-- PROBLEM TO SOLVE --
Copy out all of the data below with no alterations.

-- Raw records --
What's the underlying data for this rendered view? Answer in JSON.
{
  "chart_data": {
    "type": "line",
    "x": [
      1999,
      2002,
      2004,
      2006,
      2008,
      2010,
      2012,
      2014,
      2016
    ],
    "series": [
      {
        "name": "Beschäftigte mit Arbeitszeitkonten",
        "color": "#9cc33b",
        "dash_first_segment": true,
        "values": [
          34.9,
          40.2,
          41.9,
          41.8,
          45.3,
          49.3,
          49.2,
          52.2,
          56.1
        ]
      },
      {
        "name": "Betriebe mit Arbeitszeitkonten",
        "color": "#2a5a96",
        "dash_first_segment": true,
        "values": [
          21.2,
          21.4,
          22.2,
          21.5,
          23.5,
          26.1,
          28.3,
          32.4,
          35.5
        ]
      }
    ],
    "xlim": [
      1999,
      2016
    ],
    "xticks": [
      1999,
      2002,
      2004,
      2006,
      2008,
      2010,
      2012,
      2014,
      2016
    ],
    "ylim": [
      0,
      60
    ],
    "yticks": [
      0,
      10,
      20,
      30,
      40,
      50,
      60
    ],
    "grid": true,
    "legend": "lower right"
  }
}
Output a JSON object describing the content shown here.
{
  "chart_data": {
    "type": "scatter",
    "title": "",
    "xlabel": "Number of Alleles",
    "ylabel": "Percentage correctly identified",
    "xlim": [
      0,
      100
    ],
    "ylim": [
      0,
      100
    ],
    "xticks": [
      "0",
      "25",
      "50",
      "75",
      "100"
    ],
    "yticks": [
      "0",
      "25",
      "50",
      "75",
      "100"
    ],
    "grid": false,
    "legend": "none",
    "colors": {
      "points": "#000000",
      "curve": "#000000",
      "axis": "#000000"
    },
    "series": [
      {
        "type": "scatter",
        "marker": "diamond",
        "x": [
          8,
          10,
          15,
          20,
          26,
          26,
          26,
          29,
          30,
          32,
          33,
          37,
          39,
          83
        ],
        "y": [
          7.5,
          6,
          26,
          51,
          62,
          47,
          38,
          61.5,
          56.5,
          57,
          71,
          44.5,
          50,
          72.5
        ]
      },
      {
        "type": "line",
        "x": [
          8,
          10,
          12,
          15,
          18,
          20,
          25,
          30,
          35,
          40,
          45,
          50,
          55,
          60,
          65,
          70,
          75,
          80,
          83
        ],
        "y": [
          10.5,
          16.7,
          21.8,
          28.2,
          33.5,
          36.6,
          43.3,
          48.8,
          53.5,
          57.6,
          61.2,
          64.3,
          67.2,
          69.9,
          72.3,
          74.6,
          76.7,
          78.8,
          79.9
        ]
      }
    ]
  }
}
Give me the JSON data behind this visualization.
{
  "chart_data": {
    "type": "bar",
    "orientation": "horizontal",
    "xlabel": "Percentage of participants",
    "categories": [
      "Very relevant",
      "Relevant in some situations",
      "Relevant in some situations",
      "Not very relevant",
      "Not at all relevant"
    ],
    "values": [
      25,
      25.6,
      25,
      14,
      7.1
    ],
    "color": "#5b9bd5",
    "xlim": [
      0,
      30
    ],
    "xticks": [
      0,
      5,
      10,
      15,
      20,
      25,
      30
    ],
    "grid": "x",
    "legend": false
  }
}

-- WRITTEN SOLUTION --
What's the underlying data for this rendered view? Answer in JSON.
{
  "chart_data": {
    "type": "line",
    "x": [
      1999,
      2002,
      2004,
      2006,
      2008,
      2010,
      2012,
      2014,
      2016
    ],
    "series": [
      {
        "name": "Beschäftigte mit Arbeitszeitkonten",
        "color": "#9cc33b",
        "dash_first_segment": true,
        "values": [
          34.9,
          40.2,
          41.9,
          41.8,
          45.3,
          49.3,
          49.2,
          52.2,
          56.1
        ]
      },
      {
        "name": "Betriebe mit Arbeitszeitkonten",
        "color": "#2a5a96",
        "dash_first_segment": true,
        "values": [
          21.2,
          21.4,
          22.2,
          21.5,
          23.5,
          26.1,
          28.3,
          32.4,
          35.5
        ]
      }
    ],
    "xlim": [
      1999,
      2016
    ],
    "xticks": [
      1999,
      2002,
      2004,
      2006,
      2008,
      2010,
      2012,
      2014,
      2016
    ],
    "ylim": [
      0,
      60
    ],
    "yticks": [
      0,
      10,
      20,
      30,
      40,
      50,
      60
    ],
    "grid": true,
    "legend": "lower right"
  }
}
Output a JSON object describing the content shown here.
{
  "chart_data": {
    "type": "scatter",
    "title": "",
    "xlabel": "Number of Alleles",
    "ylabel": "Percentage correctly identified",
    "xlim": [
      0,
      100
    ],
    "ylim": [
      0,
      100
    ],
    "xticks": [
      "0",
      "25",
      "50",
      "75",
      "100"
    ],
    "yticks": [
      "0",
      "25",
      "50",
      "75",
      "100"
    ],
    "grid": false,
    "legend": "none",
    "colors": {
      "points": "#000000",
      "curve": "#000000",
      "axis": "#000000"
    },
    "series": [
      {
        "type": "scatter",
        "marker": "diamond",
        "x": [
          8,
          10,
          15,
          20,
          26,
          26,
          26,
          29,
          30,
          32,
          33,
          37,
          39,
          83
        ],
        "y": [
          7.5,
          6,
          26,
          51,
          62,
          47,
          38,
          61.5,
          56.5,
          57,
          71,
          44.5,
          50,
          72.5
        ]
      },
      {
        "type": "line",
        "x": [
          8,
          10,
          12,
          15,
          18,
          20,
          25,
          30,
          35,
          40,
          45,
          50,
          55,
          60,
          65,
          70,
          75,
          80,
          83
        ],
        "y": [
          10.5,
          16.7,
          21.8,
          28.2,
          33.5,
          36.6,
          43.3,
          48.8,
          53.5,
          57.6,
          61.2,
          64.3,
          67.2,
          69.9,
          72.3,
          74.6,
          76.7,
          78.8,
          79.9
        ]
      }
    ]
  }
}
Give me the JSON data behind this visualization.
{
  "chart_data": {
    "type": "bar",
    "orientation": "horizontal",
    "xlabel": "Percentage of participants",
    "categories": [
      "Very relevant",
      "Relevant in some situations",
      "Relevant in some situations",
      "Not very relevant",
      "Not at all relevant"
    ],
    "values": [
      25,
      25.6,
      25,
      14,
      7.1
    ],
    "color": "#5b9bd5",
    "xlim": [
      0,
      30
    ],
    "xticks": [
      0,
      5,
      10,
      15,
      20,
      25,
      30
    ],
    "grid": "x",
    "legend": false
  }
}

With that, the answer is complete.